*WHAT YOU ARE ASKED TO DO*.
Copy down every line where the string "民警岗位练兵活动快报" shows up.

Collected data
+--
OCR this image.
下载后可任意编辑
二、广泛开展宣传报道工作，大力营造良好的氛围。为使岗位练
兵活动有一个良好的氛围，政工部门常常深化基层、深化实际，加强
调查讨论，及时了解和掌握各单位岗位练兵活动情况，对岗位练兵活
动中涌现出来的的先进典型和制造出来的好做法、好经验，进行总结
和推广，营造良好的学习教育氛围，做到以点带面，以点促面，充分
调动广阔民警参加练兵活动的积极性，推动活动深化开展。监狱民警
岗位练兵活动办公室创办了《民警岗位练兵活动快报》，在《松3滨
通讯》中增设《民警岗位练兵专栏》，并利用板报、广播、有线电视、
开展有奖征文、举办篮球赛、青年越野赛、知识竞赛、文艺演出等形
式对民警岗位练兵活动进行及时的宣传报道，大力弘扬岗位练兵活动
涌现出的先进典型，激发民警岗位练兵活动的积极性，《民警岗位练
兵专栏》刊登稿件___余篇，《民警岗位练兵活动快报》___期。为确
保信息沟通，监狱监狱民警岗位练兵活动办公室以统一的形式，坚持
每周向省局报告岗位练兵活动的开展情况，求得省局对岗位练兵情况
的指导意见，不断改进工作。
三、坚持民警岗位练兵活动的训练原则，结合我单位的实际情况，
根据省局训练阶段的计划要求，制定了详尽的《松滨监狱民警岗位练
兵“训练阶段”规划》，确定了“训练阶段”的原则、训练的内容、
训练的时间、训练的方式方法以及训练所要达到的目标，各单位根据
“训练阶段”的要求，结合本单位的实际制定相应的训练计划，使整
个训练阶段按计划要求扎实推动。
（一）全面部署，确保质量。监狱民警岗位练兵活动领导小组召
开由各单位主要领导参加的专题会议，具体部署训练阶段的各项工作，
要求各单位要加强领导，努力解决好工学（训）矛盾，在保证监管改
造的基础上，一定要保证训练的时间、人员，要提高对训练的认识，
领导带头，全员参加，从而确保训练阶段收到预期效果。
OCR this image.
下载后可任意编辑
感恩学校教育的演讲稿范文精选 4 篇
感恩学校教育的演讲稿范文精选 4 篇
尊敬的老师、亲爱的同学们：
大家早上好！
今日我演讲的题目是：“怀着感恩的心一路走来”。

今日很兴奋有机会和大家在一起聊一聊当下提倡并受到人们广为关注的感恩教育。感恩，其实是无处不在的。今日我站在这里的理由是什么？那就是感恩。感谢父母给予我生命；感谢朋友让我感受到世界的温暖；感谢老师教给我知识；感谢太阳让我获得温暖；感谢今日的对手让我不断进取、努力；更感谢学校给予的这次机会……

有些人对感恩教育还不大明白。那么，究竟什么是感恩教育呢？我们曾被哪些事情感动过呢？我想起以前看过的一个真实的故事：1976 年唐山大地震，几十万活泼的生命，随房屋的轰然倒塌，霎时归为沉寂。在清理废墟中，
+--
*TASK OUTPUT*.
岗位练兵活动办公室创办了《民警岗位练兵活动快报》，在《松3滨
兵专栏》刊登稿件___余篇，《民警岗位练兵活动快报》___期。为确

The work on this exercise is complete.